Work instructions —
Reproduce each line of the material precisely.

──────────

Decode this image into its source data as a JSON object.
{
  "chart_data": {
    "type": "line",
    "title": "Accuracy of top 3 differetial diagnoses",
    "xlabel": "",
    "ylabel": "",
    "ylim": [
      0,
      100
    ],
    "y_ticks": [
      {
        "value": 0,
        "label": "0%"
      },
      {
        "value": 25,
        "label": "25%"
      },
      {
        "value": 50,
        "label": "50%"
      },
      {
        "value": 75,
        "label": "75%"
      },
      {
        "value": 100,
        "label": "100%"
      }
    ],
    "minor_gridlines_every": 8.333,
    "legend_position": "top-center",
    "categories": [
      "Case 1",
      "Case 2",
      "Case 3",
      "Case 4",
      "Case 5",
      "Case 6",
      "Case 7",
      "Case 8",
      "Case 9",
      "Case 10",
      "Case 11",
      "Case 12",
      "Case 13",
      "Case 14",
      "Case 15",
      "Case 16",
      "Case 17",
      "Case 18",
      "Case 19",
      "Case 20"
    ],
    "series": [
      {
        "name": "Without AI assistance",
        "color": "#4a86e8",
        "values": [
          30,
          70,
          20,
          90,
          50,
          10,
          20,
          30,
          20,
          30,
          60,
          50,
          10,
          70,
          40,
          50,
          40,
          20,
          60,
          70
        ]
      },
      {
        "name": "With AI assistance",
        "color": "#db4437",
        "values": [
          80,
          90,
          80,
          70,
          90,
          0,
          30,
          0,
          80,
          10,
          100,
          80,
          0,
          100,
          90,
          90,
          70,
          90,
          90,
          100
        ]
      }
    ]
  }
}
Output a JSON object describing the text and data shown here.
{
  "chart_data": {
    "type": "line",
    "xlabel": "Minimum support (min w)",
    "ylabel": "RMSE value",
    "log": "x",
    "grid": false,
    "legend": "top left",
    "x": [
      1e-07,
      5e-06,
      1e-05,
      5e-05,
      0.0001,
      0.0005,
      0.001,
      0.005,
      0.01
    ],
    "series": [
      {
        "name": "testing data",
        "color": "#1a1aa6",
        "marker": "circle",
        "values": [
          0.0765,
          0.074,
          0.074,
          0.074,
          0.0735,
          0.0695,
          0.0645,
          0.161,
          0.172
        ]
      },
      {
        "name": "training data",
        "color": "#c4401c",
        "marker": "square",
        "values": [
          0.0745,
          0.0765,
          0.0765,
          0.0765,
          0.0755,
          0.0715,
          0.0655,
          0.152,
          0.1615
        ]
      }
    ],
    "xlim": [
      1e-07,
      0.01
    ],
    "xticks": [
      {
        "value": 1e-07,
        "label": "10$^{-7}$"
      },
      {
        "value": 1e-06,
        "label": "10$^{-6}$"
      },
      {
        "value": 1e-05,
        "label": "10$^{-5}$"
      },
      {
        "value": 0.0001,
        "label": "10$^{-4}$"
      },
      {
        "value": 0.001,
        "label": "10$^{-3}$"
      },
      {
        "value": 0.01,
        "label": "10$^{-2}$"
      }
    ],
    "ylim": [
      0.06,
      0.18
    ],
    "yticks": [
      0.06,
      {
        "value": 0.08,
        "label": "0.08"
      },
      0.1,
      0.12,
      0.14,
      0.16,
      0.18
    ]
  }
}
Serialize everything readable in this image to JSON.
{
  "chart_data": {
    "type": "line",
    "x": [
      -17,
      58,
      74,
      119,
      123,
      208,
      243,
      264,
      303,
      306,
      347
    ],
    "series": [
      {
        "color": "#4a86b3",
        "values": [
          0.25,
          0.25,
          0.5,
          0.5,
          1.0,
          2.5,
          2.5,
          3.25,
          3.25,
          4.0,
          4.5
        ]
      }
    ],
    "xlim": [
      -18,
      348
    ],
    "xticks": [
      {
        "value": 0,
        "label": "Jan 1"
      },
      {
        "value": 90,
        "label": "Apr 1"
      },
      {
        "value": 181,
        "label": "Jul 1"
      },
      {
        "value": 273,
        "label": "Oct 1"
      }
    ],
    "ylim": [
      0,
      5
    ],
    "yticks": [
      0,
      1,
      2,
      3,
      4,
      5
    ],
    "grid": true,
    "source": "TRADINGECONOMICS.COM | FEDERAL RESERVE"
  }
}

──────────

Task answer —
Decode this image into its source data as a JSON object.
{
  "chart_data": {
    "type": "line",
    "title": "Accuracy of top 3 differetial diagnoses",
    "xlabel": "",
    "ylabel": "",
    "ylim": [
      0,
      100
    ],
    "y_ticks": [
      {
        "value": 0,
        "label": "0%"
      },
      {
        "value": 25,
        "label": "25%"
      },
      {
        "value": 50,
        "label": "50%"
      },
      {
        "value": 75,
        "label": "75%"
      },
      {
        "value": 100,
        "label": "100%"
      }
    ],
    "minor_gridlines_every": 8.333,
    "legend_position": "top-center",
    "categories": [
      "Case 1",
      "Case 2",
      "Case 3",
      "Case 4",
      "Case 5",
      "Case 6",
      "Case 7",
      "Case 8",
      "Case 9",
      "Case 10",
      "Case 11",
      "Case 12",
      "Case 13",
      "Case 14",
      "Case 15",
      "Case 16",
      "Case 17",
      "Case 18",
      "Case 19",
      "Case 20"
    ],
    "series": [
      {
        "name": "Without AI assistance",
        "color": "#4a86e8",
        "values": [
          30,
          70,
          20,
          90,
          50,
          10,
          20,
          30,
          20,
          30,
          60,
          50,
          10,
          70,
          40,
          50,
          40,
          20,
          60,
          70
        ]
      },
      {
        "name": "With AI assistance",
        "color": "#db4437",
        "values": [
          80,
          90,
          80,
          70,
          90,
          0,
          30,
          0,
          80,
          10,
          100,
          80,
          0,
          100,
          90,
          90,
          70,
          90,
          90,
          100
        ]
      }
    ]
  }
}
Output a JSON object describing the text and data shown here.
{
  "chart_data": {
    "type": "line",
    "xlabel": "Minimum support (min w)",
    "ylabel": "RMSE value",
    "log": "x",
    "grid": false,
    "legend": "top left",
    "x": [
      1e-07,
      5e-06,
      1e-05,
      5e-05,
      0.0001,
      0.0005,
      0.001,
      0.005,
      0.01
    ],
    "series": [
      {
        "name": "testing data",
        "color": "#1a1aa6",
        "marker": "circle",
        "values": [
          0.0765,
          0.074,
          0.074,
          0.074,
          0.0735,
          0.0695,
          0.0645,
          0.161,
          0.172
        ]
      },
      {
        "name": "training data",
        "color": "#c4401c",
        "marker": "square",
        "values": [
          0.0745,
          0.0765,
          0.0765,
          0.0765,
          0.0755,
          0.0715,
          0.0655,
          0.152,
          0.1615
        ]
      }
    ],
    "xlim": [
      1e-07,
      0.01
    ],
    "xticks": [
      {
        "value": 1e-07,
        "label": "10$^{-7}$"
      },
      {
        "value": 1e-06,
        "label": "10$^{-6}$"
      },
      {
        "value": 1e-05,
        "label": "10$^{-5}$"
      },
      {
        "value": 0.0001,
        "label": "10$^{-4}$"
      },
      {
        "value": 0.001,
        "label": "10$^{-3}$"
      },
      {
        "value": 0.01,
        "label": "10$^{-2}$"
      }
    ],
    "ylim": [
      0.06,
      0.18
    ],
    "yticks": [
      0.06,
      {
        "value": 0.08,
        "label": "0.08"
      },
      0.1,
      0.12,
      0.14,
      0.16,
      0.18
    ]
  }
}
Serialize everything readable in this image to JSON.
{
  "chart_data": {
    "type": "line",
    "x": [
      -17,
      58,
      74,
      119,
      123,
      208,
      243,
      264,
      303,
      306,
      347
    ],
    "series": [
      {
        "color": "#4a86b3",
        "values": [
          0.25,
          0.25,
          0.5,
          0.5,
          1.0,
          2.5,
          2.5,
          3.25,
          3.25,
          4.0,
          4.5
        ]
      }
    ],
    "xlim": [
      -18,
      348
    ],
    "xticks": [
      {
        "value": 0,
        "label": "Jan 1"
      },
      {
        "value": 90,
        "label": "Apr 1"
      },
      {
        "value": 181,
        "label": "Jul 1"
      },
      {
        "value": 273,
        "label": "Oct 1"
      }
    ],
    "ylim": [
      0,
      5
    ],
    "yticks": [
      0,
      1,
      2,
      3,
      4,
      5
    ],
    "grid": true,
    "source": "TRADINGECONOMICS.COM | FEDERAL RESERVE"
  }
}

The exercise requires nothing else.